REQUEST: Work out how many lines in the listing below include the word "Maka". Give nothing but the number.

....

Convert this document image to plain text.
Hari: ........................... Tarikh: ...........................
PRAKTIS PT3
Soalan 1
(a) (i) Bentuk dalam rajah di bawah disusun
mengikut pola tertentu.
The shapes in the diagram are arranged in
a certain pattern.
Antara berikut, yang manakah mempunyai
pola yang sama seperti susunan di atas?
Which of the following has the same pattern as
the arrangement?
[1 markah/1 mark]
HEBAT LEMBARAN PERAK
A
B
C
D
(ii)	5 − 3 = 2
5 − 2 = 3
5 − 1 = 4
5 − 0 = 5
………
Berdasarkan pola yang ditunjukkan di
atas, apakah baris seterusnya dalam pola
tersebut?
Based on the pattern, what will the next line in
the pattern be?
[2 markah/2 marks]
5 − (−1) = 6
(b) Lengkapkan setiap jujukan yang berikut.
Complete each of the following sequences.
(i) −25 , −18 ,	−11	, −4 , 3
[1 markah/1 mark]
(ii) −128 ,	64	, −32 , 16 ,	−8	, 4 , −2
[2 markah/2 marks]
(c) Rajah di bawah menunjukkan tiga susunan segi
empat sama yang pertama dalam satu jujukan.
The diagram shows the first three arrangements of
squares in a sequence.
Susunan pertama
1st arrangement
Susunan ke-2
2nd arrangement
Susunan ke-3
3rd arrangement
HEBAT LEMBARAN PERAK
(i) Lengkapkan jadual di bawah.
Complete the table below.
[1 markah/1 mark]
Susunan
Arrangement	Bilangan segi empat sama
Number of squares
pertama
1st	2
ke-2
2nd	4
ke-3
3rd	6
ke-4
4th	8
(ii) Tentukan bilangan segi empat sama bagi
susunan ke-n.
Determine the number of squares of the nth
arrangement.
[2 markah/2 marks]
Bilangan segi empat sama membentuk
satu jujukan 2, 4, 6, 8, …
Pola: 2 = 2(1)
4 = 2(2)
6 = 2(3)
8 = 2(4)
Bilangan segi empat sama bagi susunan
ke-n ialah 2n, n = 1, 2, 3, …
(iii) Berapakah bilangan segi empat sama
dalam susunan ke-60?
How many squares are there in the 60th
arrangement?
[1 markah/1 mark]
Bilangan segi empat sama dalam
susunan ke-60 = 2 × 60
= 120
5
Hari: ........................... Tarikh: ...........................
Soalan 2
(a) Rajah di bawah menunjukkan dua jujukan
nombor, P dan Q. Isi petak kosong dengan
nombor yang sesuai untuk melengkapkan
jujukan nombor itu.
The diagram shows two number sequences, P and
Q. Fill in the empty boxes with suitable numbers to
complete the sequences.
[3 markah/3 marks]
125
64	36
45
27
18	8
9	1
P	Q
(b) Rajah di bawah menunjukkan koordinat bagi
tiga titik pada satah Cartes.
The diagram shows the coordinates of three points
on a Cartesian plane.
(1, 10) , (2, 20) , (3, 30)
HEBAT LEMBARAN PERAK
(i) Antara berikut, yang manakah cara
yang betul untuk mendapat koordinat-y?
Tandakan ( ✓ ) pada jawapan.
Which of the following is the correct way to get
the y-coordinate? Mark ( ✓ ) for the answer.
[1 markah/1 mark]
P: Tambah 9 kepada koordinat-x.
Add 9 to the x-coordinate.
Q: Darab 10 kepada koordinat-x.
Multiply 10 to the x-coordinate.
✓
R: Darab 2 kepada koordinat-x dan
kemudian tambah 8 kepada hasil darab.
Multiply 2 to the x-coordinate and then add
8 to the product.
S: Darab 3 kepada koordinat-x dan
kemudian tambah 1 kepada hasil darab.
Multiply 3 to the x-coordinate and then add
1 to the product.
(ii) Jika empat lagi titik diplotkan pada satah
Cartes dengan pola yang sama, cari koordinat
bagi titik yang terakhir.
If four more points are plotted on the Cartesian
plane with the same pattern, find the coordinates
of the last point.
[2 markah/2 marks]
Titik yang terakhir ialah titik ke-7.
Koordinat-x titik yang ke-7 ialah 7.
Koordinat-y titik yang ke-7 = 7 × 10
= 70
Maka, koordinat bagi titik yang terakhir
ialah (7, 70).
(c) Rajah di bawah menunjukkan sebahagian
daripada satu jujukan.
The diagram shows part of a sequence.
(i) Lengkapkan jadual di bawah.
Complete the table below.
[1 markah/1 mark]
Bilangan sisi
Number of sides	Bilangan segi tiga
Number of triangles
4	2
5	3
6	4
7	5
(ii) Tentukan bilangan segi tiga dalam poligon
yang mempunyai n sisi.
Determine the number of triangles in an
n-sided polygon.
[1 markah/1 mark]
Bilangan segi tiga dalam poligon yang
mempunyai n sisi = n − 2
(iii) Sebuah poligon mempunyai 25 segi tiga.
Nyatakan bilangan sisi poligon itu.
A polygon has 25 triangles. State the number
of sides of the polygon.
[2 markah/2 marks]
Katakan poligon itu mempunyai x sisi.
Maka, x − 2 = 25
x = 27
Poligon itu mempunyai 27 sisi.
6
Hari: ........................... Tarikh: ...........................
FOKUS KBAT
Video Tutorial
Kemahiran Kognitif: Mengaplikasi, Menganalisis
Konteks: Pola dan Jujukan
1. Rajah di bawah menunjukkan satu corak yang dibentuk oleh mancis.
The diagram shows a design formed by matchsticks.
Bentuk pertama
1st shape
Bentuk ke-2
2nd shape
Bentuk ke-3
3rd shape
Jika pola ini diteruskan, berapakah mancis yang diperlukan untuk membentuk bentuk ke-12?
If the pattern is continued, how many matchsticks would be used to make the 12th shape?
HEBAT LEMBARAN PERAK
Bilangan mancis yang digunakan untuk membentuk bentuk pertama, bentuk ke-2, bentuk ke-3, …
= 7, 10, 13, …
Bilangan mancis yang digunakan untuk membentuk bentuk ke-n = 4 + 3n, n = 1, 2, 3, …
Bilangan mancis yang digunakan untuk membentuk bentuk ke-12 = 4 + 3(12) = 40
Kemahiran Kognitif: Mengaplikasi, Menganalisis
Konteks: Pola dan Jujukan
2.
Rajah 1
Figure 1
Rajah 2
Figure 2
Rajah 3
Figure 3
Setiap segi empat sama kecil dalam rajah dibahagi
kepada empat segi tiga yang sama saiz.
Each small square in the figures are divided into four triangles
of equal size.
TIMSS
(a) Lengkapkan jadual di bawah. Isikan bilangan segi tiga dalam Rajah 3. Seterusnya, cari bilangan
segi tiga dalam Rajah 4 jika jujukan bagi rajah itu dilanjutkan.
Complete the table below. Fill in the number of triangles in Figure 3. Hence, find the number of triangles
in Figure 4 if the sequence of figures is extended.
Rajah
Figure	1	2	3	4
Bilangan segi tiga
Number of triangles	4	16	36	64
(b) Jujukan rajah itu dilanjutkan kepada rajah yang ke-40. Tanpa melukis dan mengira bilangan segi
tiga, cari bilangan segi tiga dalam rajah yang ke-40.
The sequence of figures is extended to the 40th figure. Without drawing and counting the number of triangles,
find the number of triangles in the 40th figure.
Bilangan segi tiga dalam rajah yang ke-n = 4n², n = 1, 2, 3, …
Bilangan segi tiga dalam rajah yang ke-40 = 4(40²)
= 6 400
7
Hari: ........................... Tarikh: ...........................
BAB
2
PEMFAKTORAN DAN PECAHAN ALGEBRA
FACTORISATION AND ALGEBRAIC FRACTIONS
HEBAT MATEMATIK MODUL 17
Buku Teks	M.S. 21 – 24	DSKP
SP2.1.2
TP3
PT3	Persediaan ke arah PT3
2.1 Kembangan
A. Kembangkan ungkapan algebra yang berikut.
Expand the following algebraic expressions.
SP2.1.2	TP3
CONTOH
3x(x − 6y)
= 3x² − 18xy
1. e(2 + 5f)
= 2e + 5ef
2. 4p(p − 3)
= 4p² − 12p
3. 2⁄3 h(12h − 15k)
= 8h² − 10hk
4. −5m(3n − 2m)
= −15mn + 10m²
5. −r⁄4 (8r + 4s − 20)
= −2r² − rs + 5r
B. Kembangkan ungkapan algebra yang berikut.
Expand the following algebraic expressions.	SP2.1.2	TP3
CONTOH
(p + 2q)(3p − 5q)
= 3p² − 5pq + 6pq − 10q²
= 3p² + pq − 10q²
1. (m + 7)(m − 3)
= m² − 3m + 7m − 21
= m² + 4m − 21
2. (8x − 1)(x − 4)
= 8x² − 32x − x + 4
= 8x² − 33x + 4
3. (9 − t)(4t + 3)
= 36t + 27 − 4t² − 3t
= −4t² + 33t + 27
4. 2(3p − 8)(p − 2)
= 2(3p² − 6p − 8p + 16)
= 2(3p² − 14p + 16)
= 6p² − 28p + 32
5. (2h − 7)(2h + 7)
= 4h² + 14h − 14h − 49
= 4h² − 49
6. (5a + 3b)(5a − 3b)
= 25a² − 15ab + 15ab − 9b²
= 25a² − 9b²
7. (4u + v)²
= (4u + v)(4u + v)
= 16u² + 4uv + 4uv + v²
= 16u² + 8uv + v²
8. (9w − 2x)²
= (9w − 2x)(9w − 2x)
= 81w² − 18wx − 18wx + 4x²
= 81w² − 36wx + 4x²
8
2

....

RESULT OF THE TASK: 2